Exercise task:
Please output the entries below from the line that contains "Convert this document image to plain text." through the final line, reproduced exactly and alone.

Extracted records
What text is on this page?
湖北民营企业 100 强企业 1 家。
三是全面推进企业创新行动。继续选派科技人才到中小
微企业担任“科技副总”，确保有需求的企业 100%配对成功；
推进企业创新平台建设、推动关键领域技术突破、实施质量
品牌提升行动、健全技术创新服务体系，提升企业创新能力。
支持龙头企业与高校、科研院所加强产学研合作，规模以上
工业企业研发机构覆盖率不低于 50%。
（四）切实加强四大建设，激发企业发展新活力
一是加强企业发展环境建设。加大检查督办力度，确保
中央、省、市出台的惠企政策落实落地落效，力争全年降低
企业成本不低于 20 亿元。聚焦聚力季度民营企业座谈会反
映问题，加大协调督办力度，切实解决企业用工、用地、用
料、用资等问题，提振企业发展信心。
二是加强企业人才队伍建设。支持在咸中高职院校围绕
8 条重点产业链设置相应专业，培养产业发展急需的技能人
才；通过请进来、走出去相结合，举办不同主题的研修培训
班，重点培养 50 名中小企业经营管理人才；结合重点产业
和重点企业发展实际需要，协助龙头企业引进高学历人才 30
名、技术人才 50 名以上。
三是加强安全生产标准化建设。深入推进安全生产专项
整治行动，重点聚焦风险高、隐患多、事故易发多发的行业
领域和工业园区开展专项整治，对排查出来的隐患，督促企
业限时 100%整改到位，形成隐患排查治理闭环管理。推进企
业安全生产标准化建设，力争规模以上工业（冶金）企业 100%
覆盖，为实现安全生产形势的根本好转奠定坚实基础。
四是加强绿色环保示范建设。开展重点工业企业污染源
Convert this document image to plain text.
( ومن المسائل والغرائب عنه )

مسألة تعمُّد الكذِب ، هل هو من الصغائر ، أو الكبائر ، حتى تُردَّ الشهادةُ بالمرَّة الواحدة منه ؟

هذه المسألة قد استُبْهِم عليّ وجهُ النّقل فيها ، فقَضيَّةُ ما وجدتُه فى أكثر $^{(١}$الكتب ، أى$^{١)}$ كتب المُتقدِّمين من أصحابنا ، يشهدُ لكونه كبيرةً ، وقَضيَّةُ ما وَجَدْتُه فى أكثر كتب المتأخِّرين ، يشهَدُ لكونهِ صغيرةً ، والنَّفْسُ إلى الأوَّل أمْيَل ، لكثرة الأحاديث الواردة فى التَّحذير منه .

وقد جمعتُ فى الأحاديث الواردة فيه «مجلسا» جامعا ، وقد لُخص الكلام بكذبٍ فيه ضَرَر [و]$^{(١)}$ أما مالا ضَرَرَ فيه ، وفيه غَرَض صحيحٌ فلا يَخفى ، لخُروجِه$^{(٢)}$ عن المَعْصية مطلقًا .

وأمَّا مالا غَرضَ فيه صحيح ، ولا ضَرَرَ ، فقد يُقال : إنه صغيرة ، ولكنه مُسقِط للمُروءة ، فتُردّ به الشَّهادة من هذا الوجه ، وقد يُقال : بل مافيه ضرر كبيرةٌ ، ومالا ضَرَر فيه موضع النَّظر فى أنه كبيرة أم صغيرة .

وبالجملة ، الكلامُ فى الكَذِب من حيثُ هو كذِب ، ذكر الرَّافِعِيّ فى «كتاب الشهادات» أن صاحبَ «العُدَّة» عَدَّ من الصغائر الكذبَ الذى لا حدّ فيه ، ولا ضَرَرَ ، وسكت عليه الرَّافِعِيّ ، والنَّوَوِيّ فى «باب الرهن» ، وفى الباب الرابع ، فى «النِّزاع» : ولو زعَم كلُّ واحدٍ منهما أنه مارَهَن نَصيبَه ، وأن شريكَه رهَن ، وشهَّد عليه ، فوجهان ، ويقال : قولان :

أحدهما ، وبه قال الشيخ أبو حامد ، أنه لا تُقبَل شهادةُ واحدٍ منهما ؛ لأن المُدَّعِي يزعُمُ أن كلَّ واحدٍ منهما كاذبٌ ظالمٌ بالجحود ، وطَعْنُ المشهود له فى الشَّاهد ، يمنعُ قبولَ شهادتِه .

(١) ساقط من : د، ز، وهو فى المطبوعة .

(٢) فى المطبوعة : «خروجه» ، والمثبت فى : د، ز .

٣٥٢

Correct answer:
Convert this document image to plain text.
( ومن المسائل والغرائب عنه )

مسألة تعمُّد الكذِب ، هل هو من الصغائر ، أو الكبائر ، حتى تُردَّ الشهادةُ بالمرَّة الواحدة منه ؟

هذه المسألة قد استُبْهِم عليّ وجهُ النّقل فيها ، فقَضيَّةُ ما وجدتُه فى أكثر $^{(١}$الكتب ، أى$^{١)}$ كتب المُتقدِّمين من أصحابنا ، يشهدُ لكونه كبيرةً ، وقَضيَّةُ ما وَجَدْتُه فى أكثر كتب المتأخِّرين ، يشهَدُ لكونهِ صغيرةً ، والنَّفْسُ إلى الأوَّل أمْيَل ، لكثرة الأحاديث الواردة فى التَّحذير منه .

وقد جمعتُ فى الأحاديث الواردة فيه «مجلسا» جامعا ، وقد لُخص الكلام بكذبٍ فيه ضَرَر [و]$^{(١)}$ أما مالا ضَرَرَ فيه ، وفيه غَرَض صحيحٌ فلا يَخفى ، لخُروجِه$^{(٢)}$ عن المَعْصية مطلقًا .

وأمَّا مالا غَرضَ فيه صحيح ، ولا ضَرَرَ ، فقد يُقال : إنه صغيرة ، ولكنه مُسقِط للمُروءة ، فتُردّ به الشَّهادة من هذا الوجه ، وقد يُقال : بل مافيه ضرر كبيرةٌ ، ومالا ضَرَر فيه موضع النَّظر فى أنه كبيرة أم صغيرة .

وبالجملة ، الكلامُ فى الكَذِب من حيثُ هو كذِب ، ذكر الرَّافِعِيّ فى «كتاب الشهادات» أن صاحبَ «العُدَّة» عَدَّ من الصغائر الكذبَ الذى لا حدّ فيه ، ولا ضَرَرَ ، وسكت عليه الرَّافِعِيّ ، والنَّوَوِيّ فى «باب الرهن» ، وفى الباب الرابع ، فى «النِّزاع» : ولو زعَم كلُّ واحدٍ منهما أنه مارَهَن نَصيبَه ، وأن شريكَه رهَن ، وشهَّد عليه ، فوجهان ، ويقال : قولان :

أحدهما ، وبه قال الشيخ أبو حامد ، أنه لا تُقبَل شهادةُ واحدٍ منهما ؛ لأن المُدَّعِي يزعُمُ أن كلَّ واحدٍ منهما كاذبٌ ظالمٌ بالجحود ، وطَعْنُ المشهود له فى الشَّاهد ، يمنعُ قبولَ شهادتِه .

(١) ساقط من : د، ز، وهو فى المطبوعة .

(٢) فى المطبوعة : «خروجه» ، والمثبت فى : د، ز .

٣٥٢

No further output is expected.